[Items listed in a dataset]
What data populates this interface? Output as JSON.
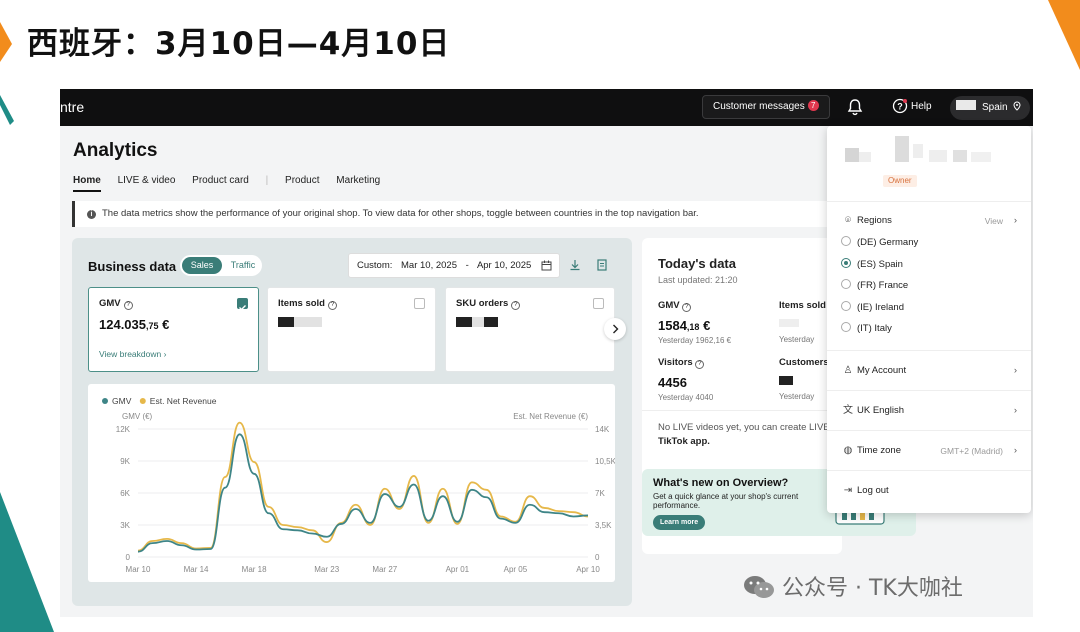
{
  "slide": {
    "title": "西班牙：3月10日—4月10日",
    "watermark": "公众号 · TK大咖社"
  },
  "topbar": {
    "brand_fragment": "ntre",
    "customer_messages": "Customer messages",
    "customer_messages_count": "7",
    "help": "Help",
    "region": "Spain"
  },
  "page": {
    "title": "Analytics",
    "tabs": [
      "Home",
      "LIVE & video",
      "Product card",
      "Product",
      "Marketing"
    ],
    "notice": "The data metrics show the performance of your original shop. To view data for other shops, toggle between countries in the top navigation bar."
  },
  "business": {
    "title": "Business data",
    "toggle": {
      "on": "Sales",
      "off": "Traffic"
    },
    "date": {
      "label": "Custom:",
      "start": "Mar 10, 2025",
      "dash": "-",
      "end": "Apr 10, 2025"
    },
    "cards": [
      {
        "label": "GMV",
        "value_main": "124.035",
        "value_dec": ",75",
        "currency": "€",
        "link": "View breakdown ›",
        "selected": true
      },
      {
        "label": "Items sold",
        "selected": false
      },
      {
        "label": "SKU orders",
        "selected": false
      }
    ]
  },
  "chart_data": {
    "type": "line",
    "title": "",
    "legend": [
      "GMV",
      "Est. Net Revenue"
    ],
    "ylabel_left": "GMV (€)",
    "ylabel_right": "Est. Net Revenue (€)",
    "x_ticks": [
      "Mar 10",
      "Mar 14",
      "Mar 18",
      "Mar 23",
      "Mar 27",
      "Apr 01",
      "Apr 05",
      "Apr 10"
    ],
    "y_ticks_left": [
      "12K",
      "9K",
      "6K",
      "3K",
      "0"
    ],
    "y_ticks_right": [
      "14K",
      "10,5K",
      "7K",
      "3,5K",
      "0"
    ],
    "ylim_left": [
      0,
      12000
    ],
    "colors": {
      "GMV": "#3e8587",
      "Est. Net Revenue": "#e6b84a"
    },
    "x": [
      "Mar 10",
      "Mar 11",
      "Mar 12",
      "Mar 13",
      "Mar 14",
      "Mar 15",
      "Mar 16",
      "Mar 17",
      "Mar 18",
      "Mar 19",
      "Mar 20",
      "Mar 21",
      "Mar 22",
      "Mar 23",
      "Mar 24",
      "Mar 25",
      "Mar 26",
      "Mar 27",
      "Mar 28",
      "Mar 29",
      "Mar 30",
      "Mar 31",
      "Apr 01",
      "Apr 02",
      "Apr 03",
      "Apr 04",
      "Apr 05",
      "Apr 06",
      "Apr 07",
      "Apr 08",
      "Apr 09",
      "Apr 10"
    ],
    "series": [
      {
        "name": "GMV",
        "values": [
          500,
          1300,
          1500,
          1100,
          700,
          750,
          6500,
          11500,
          7800,
          4100,
          2600,
          2500,
          2200,
          1900,
          3100,
          4500,
          3200,
          5900,
          4700,
          6800,
          3400,
          5700,
          3300,
          6300,
          5600,
          3600,
          3200,
          4900,
          4200,
          4100,
          3800,
          3900
        ]
      },
      {
        "name": "Est. Net Revenue",
        "values": [
          600,
          1500,
          1700,
          1300,
          800,
          850,
          7500,
          13300,
          8900,
          4700,
          3000,
          2800,
          2500,
          1400,
          3200,
          4900,
          3000,
          6400,
          4500,
          7600,
          3200,
          6400,
          3100,
          7000,
          6300,
          3800,
          3300,
          5700,
          4600,
          4300,
          4200,
          3800
        ]
      }
    ]
  },
  "today": {
    "title": "Today's data",
    "updated": "Last updated: 21:20",
    "gmv_label": "GMV",
    "gmv_main": "1584",
    "gmv_dec": ",18",
    "gmv_cur": "€",
    "gmv_yesterday": "Yesterday 1962,16 €",
    "items_label": "Items sold",
    "items_yesterday": "Yesterday",
    "visitors_label": "Visitors",
    "visitors_value": "4456",
    "visitors_yesterday": "Yesterday 4040",
    "customers_label": "Customers",
    "customers_yesterday": "Yesterday",
    "live_note": "No LIVE videos yet, you can create LIVE",
    "live_note_app": "TikTok app."
  },
  "whatsnew": {
    "title": "What's new on Overview?",
    "text": "Get a quick glance at your shop's current performance.",
    "button": "Learn more"
  },
  "dropdown": {
    "owner": "Owner",
    "regions_label": "Regions",
    "regions_view": "View",
    "regions": [
      {
        "label": "(DE) Germany",
        "selected": false
      },
      {
        "label": "(ES) Spain",
        "selected": true
      },
      {
        "label": "(FR) France",
        "selected": false
      },
      {
        "label": "(IE) Ireland",
        "selected": false
      },
      {
        "label": "(IT) Italy",
        "selected": false
      }
    ],
    "my_account": "My Account",
    "language": "UK English",
    "timezone_label": "Time zone",
    "timezone_value": "GMT+2 (Madrid)",
    "logout": "Log out"
  }
}
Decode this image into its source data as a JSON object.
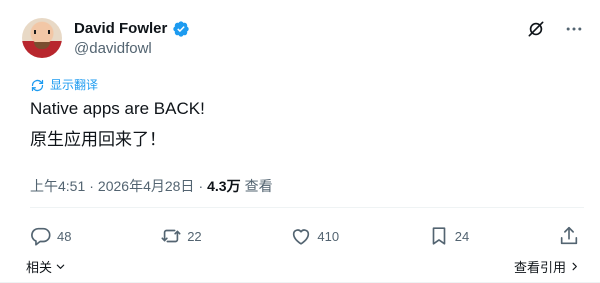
{
  "author": {
    "name": "David Fowler",
    "handle": "@davidfowl"
  },
  "translate_label": "显示翻译",
  "post": {
    "line1": "Native apps are BACK!",
    "line2": "原生应用回来了！"
  },
  "meta": {
    "time": "上午4:51",
    "separator1": "·",
    "date": "2026年4月28日",
    "separator2": "·",
    "views_count": "4.3万",
    "views_label": "查看"
  },
  "actions": {
    "reply_count": "48",
    "repost_count": "22",
    "like_count": "410",
    "bookmark_count": "24"
  },
  "bottom": {
    "related_label": "相关",
    "quotes_label": "查看引用"
  },
  "colors": {
    "accent": "#1d9bf0",
    "text_secondary": "#536471",
    "text_primary": "#0f1419"
  },
  "icons": {
    "verified": "verified-badge-icon",
    "grok": "grok-icon",
    "more": "more-options-icon",
    "translate": "translate-icon",
    "reply": "reply-icon",
    "repost": "repost-icon",
    "like": "heart-icon",
    "bookmark": "bookmark-icon",
    "share": "share-icon"
  }
}
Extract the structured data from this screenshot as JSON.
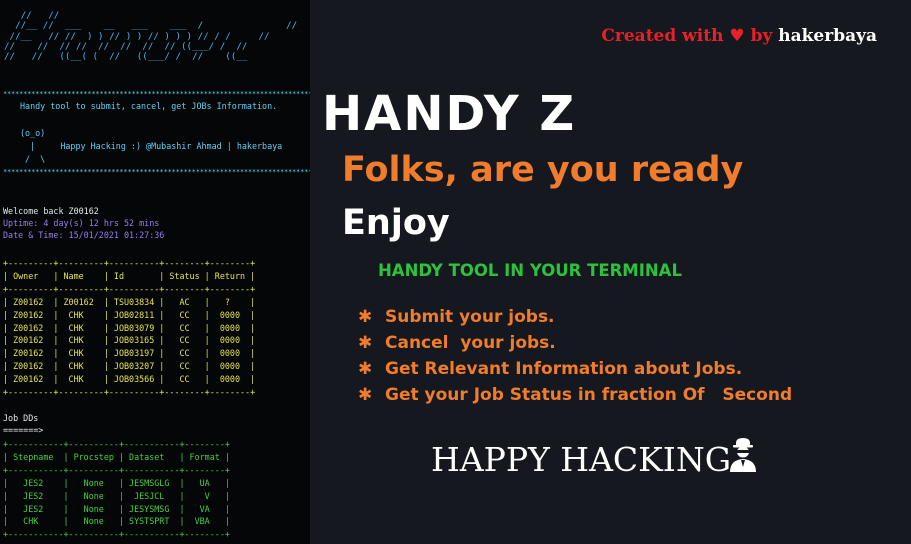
{
  "terminal": {
    "banner": "                                                        __\n   //   //                                                //\n  //__ //  ___    __   ___    ___  /               //\n //__   // //  ) ) // ) ) // ) ) ) // / /     //\n//    //  // //  //  //  //  // ((___/ /  //\n//   //   ((__( (  //   ((___/ /  //    ((__\n",
    "stars": "*************************************************************************************",
    "tagline": "Handy tool to submit, cancel, get JOBs Information.",
    "face": "(o_o)",
    "greeting": "  |     Happy Hacking :) @Mubashir Ahmad | hakerbaya",
    "legs": " /  \\",
    "welcome": "Welcome back Z00162",
    "uptime": "Uptime: 4 day(s) 12 hrs 52 mins",
    "datetime": "Date & Time: 15/01/2021 01:27:36",
    "jobs_table": "+---------+---------+----------+--------+--------+\n| Owner   | Name    | Id       | Status | Return |\n+---------+---------+----------+--------+--------+\n| Z00162  | Z00162  | TSU03834 |   AC   |   ?    |\n| Z00162  |  CHK    | JOB02811 |   CC   |  0000  |\n| Z00162  |  CHK    | JOB03079 |   CC   |  0000  |\n| Z00162  |  CHK    | JOB03165 |   CC   |  0000  |\n| Z00162  |  CHK    | JOB03197 |   CC   |  0000  |\n| Z00162  |  CHK    | JOB03207 |   CC   |  0000  |\n| Z00162  |  CHK    | JOB03566 |   CC   |  0000  |\n+---------+---------+----------+--------+--------+",
    "job_dds_label": "Job DDs",
    "arrow": "=======>",
    "dds_table": "+-----------+----------+-----------+--------+\n| Stepname  | Procstep | Dataset   | Format |\n+-----------+----------+-----------+--------+\n|   JES2    |   None   | JESMSGLG  |   UA   |\n|   JES2    |   None   |  JESJCL   |    V   |\n|   JES2    |   None   | JESYSMSG  |   VA   |\n|   CHK     |   None   | SYSTSPRT  |  VBA   |\n+-----------+----------+-----------+--------+"
  },
  "promo": {
    "credit_prefix": "Created with",
    "heart": "♥",
    "credit_by": "by",
    "credit_name": "hakerbaya",
    "title": "HANDY Z",
    "subtitle": "Folks, are you ready",
    "enjoy": "Enjoy",
    "green_line": "HANDY TOOL IN YOUR TERMINAL",
    "bullet": "✱",
    "features": [
      "Submit your jobs.",
      "Cancel  your jobs.",
      "Get Relevant Information about Jobs.",
      "Get your Job Status in fraction Of   Second"
    ],
    "closing": "HAPPY HACKING",
    "closing_icon": "hacker-icon",
    "accent_orange": "#f07c2c",
    "accent_green": "#2ec13e",
    "heart_red": "#e8202a"
  }
}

The problem: From the records given above, copy all lines containing "sold".

Full solution:
        "label": "Items sold",
    "items_label": "Items sold",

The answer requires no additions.